__What to work on__. Copy these lines word for word, leaving out the pictures.

===== Source records

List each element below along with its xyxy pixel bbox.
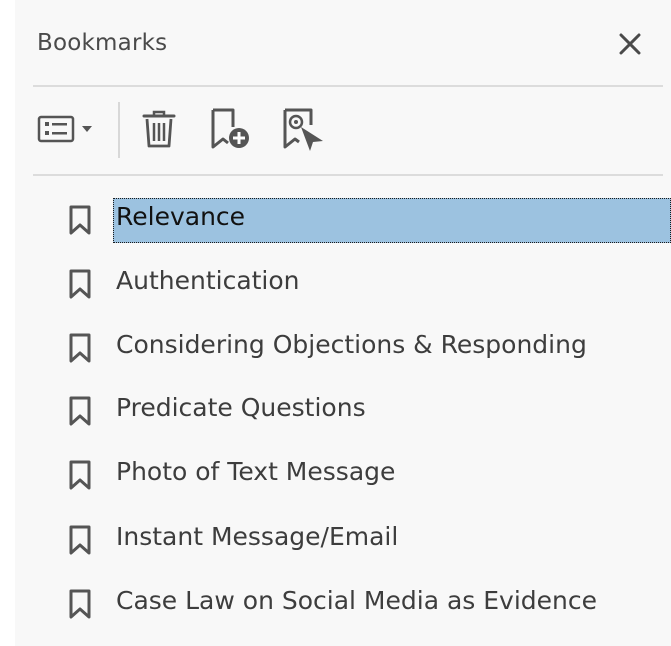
bookmark-icon (69, 396, 91, 426)
bookmark-icon (69, 205, 91, 235)
bookmark-item-considering-objections[interactable]: Considering Objections & Responding (0, 319, 671, 379)
bookmark-icon (69, 333, 91, 363)
panel-title: Bookmarks (37, 30, 168, 56)
header-divider (33, 85, 663, 87)
bookmark-item-case-law-social-media[interactable]: Case Law on Social Media as Evidence (0, 575, 671, 635)
find-current-bookmark-button[interactable] (277, 105, 325, 153)
panel-header: Bookmarks (37, 14, 667, 74)
bookmark-label: Relevance (116, 202, 246, 231)
toolbar-separator (118, 102, 120, 158)
bookmark-icon (69, 525, 91, 555)
bookmark-label: Photo of Text Message (116, 457, 396, 486)
bookmarks-toolbar (33, 90, 663, 170)
bookmark-icon (69, 269, 91, 299)
options-menu-button[interactable] (35, 109, 105, 149)
new-bookmark-icon (211, 108, 249, 149)
bookmark-label: Considering Objections & Responding (116, 330, 587, 359)
bookmark-icon (69, 589, 91, 619)
bookmark-label: Predicate Questions (116, 393, 366, 422)
trash-icon (142, 110, 176, 148)
bookmark-item-relevance[interactable]: Relevance (0, 191, 671, 251)
bookmark-label: Instant Message/Email (116, 522, 399, 551)
close-icon (619, 33, 641, 55)
bookmark-label: Case Law on Social Media as Evidence (116, 586, 598, 615)
close-button[interactable] (614, 28, 646, 60)
delete-bookmark-button[interactable] (136, 106, 182, 152)
bookmark-icon (69, 460, 91, 490)
bookmark-item-authentication[interactable]: Authentication (0, 255, 671, 315)
toolbar-divider (33, 174, 663, 176)
bookmark-item-photo-of-text-message[interactable]: Photo of Text Message (0, 446, 671, 506)
find-current-bookmark-icon (283, 108, 323, 151)
options-menu-icon (37, 115, 92, 143)
new-bookmark-button[interactable] (205, 105, 253, 153)
bookmark-item-instant-message-email[interactable]: Instant Message/Email (0, 511, 671, 571)
bookmark-item-predicate-questions[interactable]: Predicate Questions (0, 382, 671, 442)
bookmark-label: Authentication (116, 266, 300, 295)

==========

__Answer in full__.
List each element below along with its xyxy pixel bbox.
bookmark-icon (69, 396, 91, 426)
bookmark-icon (69, 205, 91, 235)
bookmark-item-considering-objections[interactable]: Considering Objections & Responding (0, 319, 671, 379)
bookmark-icon (69, 333, 91, 363)
panel-title: Bookmarks (37, 30, 168, 56)
header-divider (33, 85, 663, 87)
bookmark-item-case-law-social-media[interactable]: Case Law on Social Media as Evidence (0, 575, 671, 635)
find-current-bookmark-button[interactable] (277, 105, 325, 153)
panel-header: Bookmarks (37, 14, 667, 74)
bookmark-label: Relevance (116, 202, 246, 231)
toolbar-separator (118, 102, 120, 158)
bookmark-icon (69, 525, 91, 555)
bookmark-label: Photo of Text Message (116, 457, 396, 486)
bookmarks-toolbar (33, 90, 663, 170)
bookmark-icon (69, 269, 91, 299)
options-menu-button[interactable] (35, 109, 105, 149)
new-bookmark-icon (211, 108, 249, 149)
bookmark-label: Considering Objections & Responding (116, 330, 587, 359)
bookmark-icon (69, 589, 91, 619)
bookmark-label: Predicate Questions (116, 393, 366, 422)
trash-icon (142, 110, 176, 148)
bookmark-item-relevance[interactable]: Relevance (0, 191, 671, 251)
bookmark-label: Instant Message/Email (116, 522, 399, 551)
close-icon (619, 33, 641, 55)
bookmark-label: Case Law on Social Media as Evidence (116, 586, 598, 615)
close-button[interactable] (614, 28, 646, 60)
delete-bookmark-button[interactable] (136, 106, 182, 152)
bookmark-icon (69, 460, 91, 490)
bookmark-item-authentication[interactable]: Authentication (0, 255, 671, 315)
toolbar-divider (33, 174, 663, 176)
bookmark-item-photo-of-text-message[interactable]: Photo of Text Message (0, 446, 671, 506)
find-current-bookmark-icon (283, 108, 323, 151)
options-menu-icon (37, 115, 92, 143)
new-bookmark-button[interactable] (205, 105, 253, 153)
bookmark-item-instant-message-email[interactable]: Instant Message/Email (0, 511, 671, 571)
bookmark-item-predicate-questions[interactable]: Predicate Questions (0, 382, 671, 442)
bookmark-label: Authentication (116, 266, 300, 295)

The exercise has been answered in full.